### TASK DIRECTIONS
Copy, from the entries below, each line where the word "hlavní" can be found.

————————

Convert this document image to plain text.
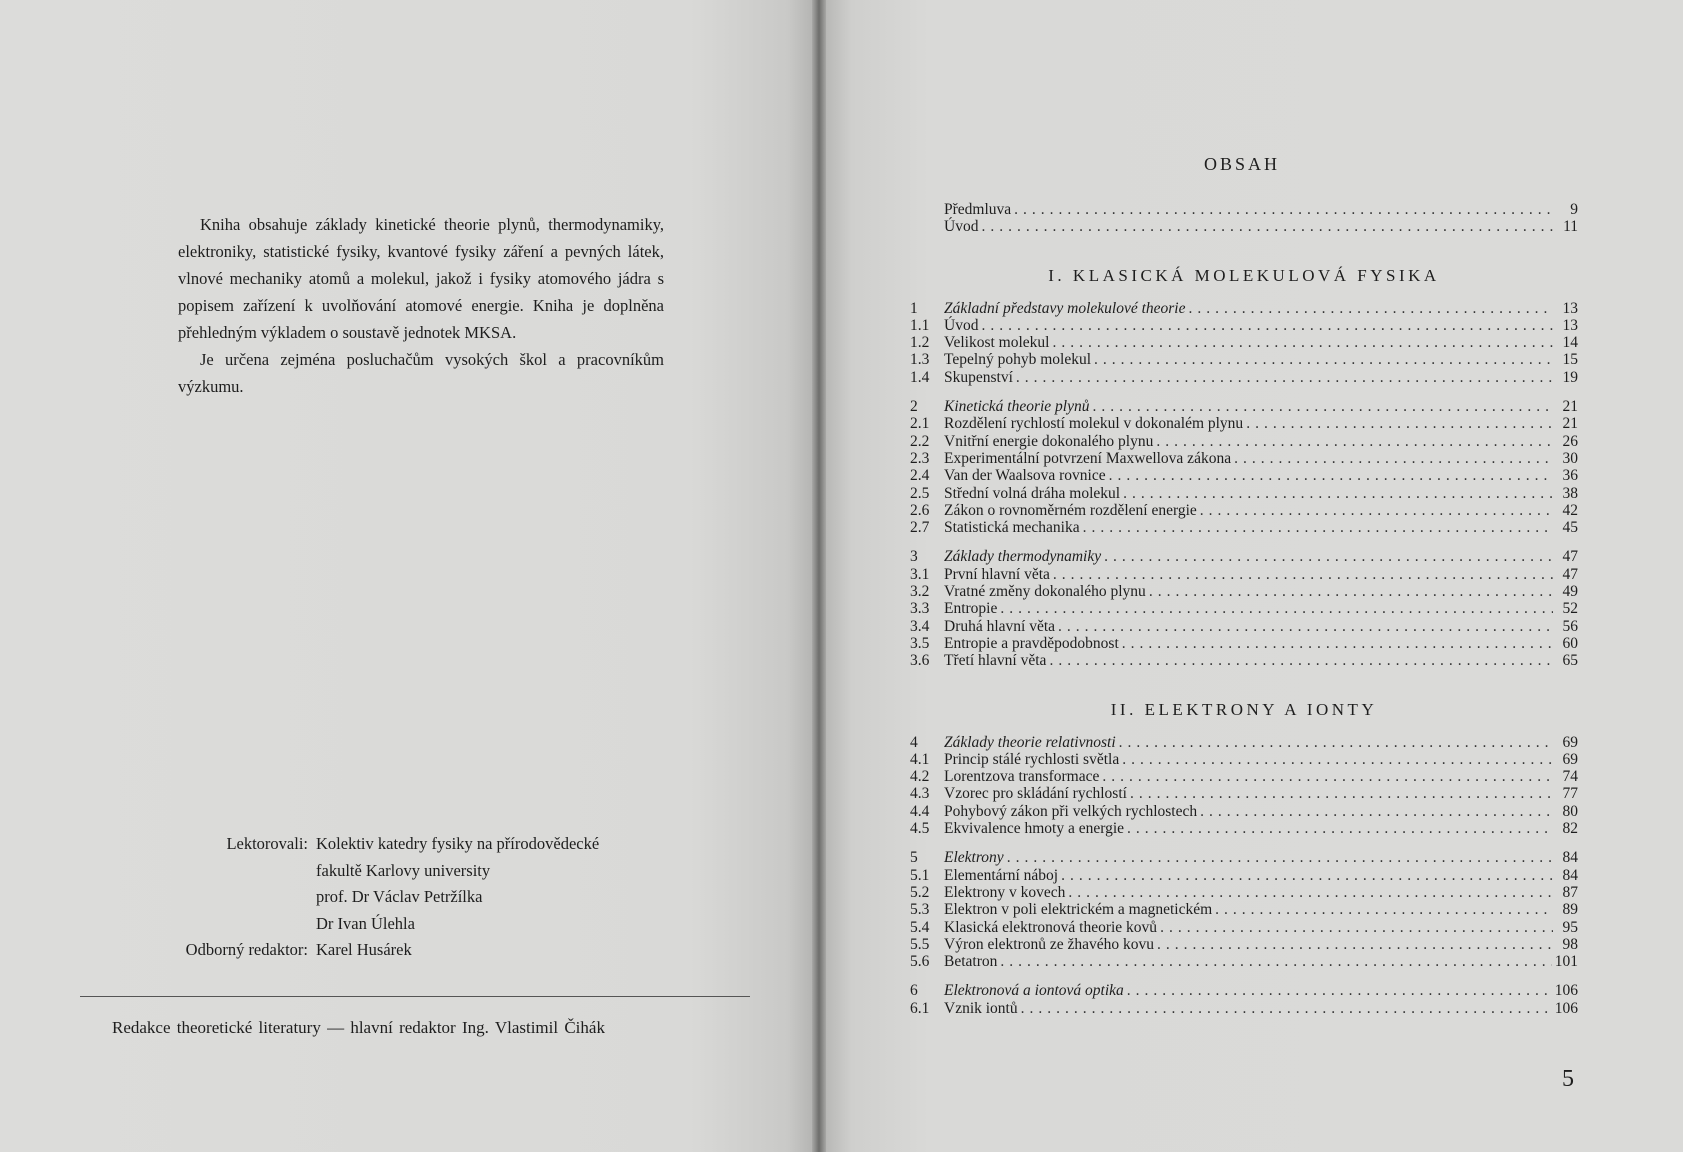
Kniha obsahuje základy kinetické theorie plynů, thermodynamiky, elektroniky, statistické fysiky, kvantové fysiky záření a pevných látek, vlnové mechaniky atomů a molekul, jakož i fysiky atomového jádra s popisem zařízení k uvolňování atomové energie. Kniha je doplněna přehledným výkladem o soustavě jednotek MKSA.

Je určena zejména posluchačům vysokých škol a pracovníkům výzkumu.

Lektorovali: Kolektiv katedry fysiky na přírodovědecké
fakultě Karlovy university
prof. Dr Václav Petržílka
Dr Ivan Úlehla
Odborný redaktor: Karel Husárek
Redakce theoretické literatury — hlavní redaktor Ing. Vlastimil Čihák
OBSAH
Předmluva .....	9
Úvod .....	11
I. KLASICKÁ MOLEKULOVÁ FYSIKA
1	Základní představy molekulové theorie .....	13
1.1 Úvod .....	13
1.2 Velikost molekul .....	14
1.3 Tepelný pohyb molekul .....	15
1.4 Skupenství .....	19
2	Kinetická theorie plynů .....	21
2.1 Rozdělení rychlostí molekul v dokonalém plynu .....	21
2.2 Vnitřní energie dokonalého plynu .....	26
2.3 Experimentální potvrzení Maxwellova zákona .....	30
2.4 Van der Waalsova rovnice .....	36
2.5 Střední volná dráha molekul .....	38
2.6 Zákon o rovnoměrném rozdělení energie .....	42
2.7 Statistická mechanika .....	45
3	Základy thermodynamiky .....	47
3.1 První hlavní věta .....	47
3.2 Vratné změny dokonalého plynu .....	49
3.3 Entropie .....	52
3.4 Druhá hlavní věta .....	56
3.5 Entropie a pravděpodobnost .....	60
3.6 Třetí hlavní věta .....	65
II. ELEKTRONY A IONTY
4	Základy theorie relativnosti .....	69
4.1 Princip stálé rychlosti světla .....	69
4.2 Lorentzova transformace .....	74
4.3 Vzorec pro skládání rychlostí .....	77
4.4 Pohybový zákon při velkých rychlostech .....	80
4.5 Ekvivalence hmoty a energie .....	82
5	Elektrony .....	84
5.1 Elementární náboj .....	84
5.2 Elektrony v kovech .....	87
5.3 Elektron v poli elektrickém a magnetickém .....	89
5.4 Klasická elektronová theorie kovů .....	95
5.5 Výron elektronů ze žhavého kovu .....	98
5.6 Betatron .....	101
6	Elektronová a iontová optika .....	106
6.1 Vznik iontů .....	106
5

————————

### TASK RESULT
Redakce theoretické literatury — hlavní redaktor Ing. Vlastimil Čihák
3.1 První hlavní věta .....	47
3.4 Druhá hlavní věta .....	56
3.6 Třetí hlavní věta .....	65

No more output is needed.